WHAT YOU SHOULD DO: Transcribe every entry word for word. Skip the pictures.

Dataset items:
________________________________________

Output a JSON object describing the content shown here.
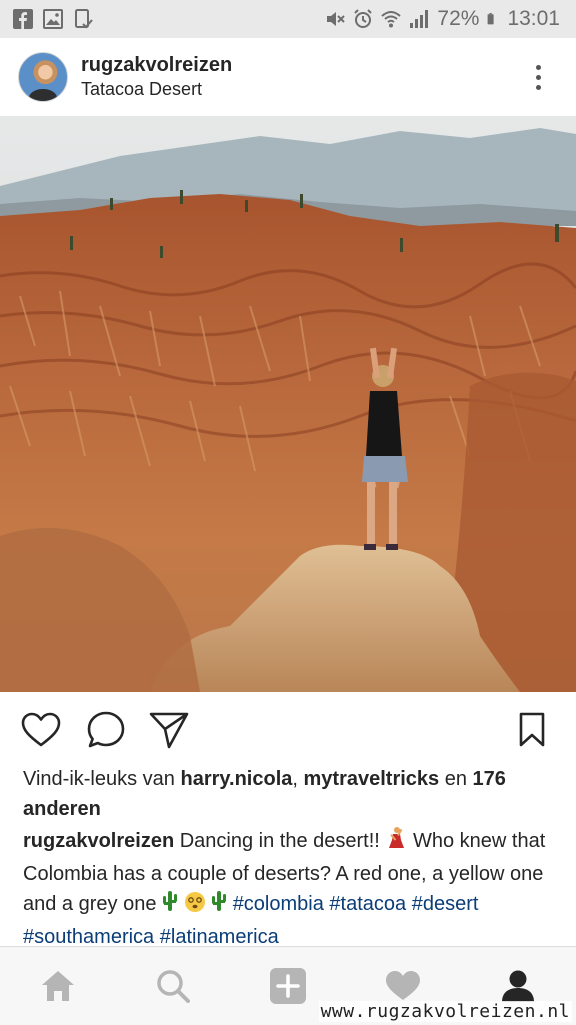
{
  "status_bar": {
    "battery_percent": "72%",
    "time": "13:01",
    "left_icons": [
      "facebook-icon",
      "gallery-icon",
      "tablet-check-icon"
    ],
    "right_icons": [
      "mute-icon",
      "alarm-icon",
      "wifi-icon",
      "signal-icon",
      "battery-icon"
    ]
  },
  "post": {
    "username": "rugzakvolreizen",
    "location": "Tatacoa Desert"
  },
  "likes": {
    "prefix": "Vind-ik-leuks van ",
    "user1": "harry.nicola",
    "separator": ", ",
    "user2": "mytraveltricks",
    "middle": " en ",
    "others": "176 anderen"
  },
  "caption": {
    "username": "rugzakvolreizen",
    "text1": " Dancing in the desert!! ",
    "text2": " Who knew that Colombia has a couple of deserts? A red one, a yellow one and a grey one ",
    "hashtags": [
      "#colombia",
      "#tatacoa",
      "#desert",
      "#southamerica",
      "#latinamerica"
    ]
  },
  "emojis": [
    "dancer-emoji",
    "cactus-emoji",
    "dizzy-face-emoji",
    "cactus-emoji"
  ],
  "bottom_nav": [
    "home-icon",
    "search-icon",
    "add-post-icon",
    "heart-icon",
    "profile-icon"
  ],
  "watermark": "www.rugzakvolreizen.nl",
  "colors": {
    "status_bar_bg": "#e9e9e9",
    "hashtag": "#0b3d77",
    "nav_bg": "#f7f7f7",
    "nav_active": "#262626",
    "nav_inactive": "#b5b5b5"
  }
}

________________________________________

CORRECT OUTPUT:
Output a JSON object describing the content shown here.
{
  "status_bar": {
    "battery_percent": "72%",
    "time": "13:01",
    "left_icons": [
      "facebook-icon",
      "gallery-icon",
      "tablet-check-icon"
    ],
    "right_icons": [
      "mute-icon",
      "alarm-icon",
      "wifi-icon",
      "signal-icon",
      "battery-icon"
    ]
  },
  "post": {
    "username": "rugzakvolreizen",
    "location": "Tatacoa Desert"
  },
  "likes": {
    "prefix": "Vind-ik-leuks van ",
    "user1": "harry.nicola",
    "separator": ", ",
    "user2": "mytraveltricks",
    "middle": " en ",
    "others": "176 anderen"
  },
  "caption": {
    "username": "rugzakvolreizen",
    "text1": " Dancing in the desert!! ",
    "text2": " Who knew that Colombia has a couple of deserts? A red one, a yellow one and a grey one ",
    "hashtags": [
      "#colombia",
      "#tatacoa",
      "#desert",
      "#southamerica",
      "#latinamerica"
    ]
  },
  "emojis": [
    "dancer-emoji",
    "cactus-emoji",
    "dizzy-face-emoji",
    "cactus-emoji"
  ],
  "bottom_nav": [
    "home-icon",
    "search-icon",
    "add-post-icon",
    "heart-icon",
    "profile-icon"
  ],
  "watermark": "www.rugzakvolreizen.nl",
  "colors": {
    "status_bar_bg": "#e9e9e9",
    "hashtag": "#0b3d77",
    "nav_bg": "#f7f7f7",
    "nav_active": "#262626",
    "nav_inactive": "#b5b5b5"
  }
}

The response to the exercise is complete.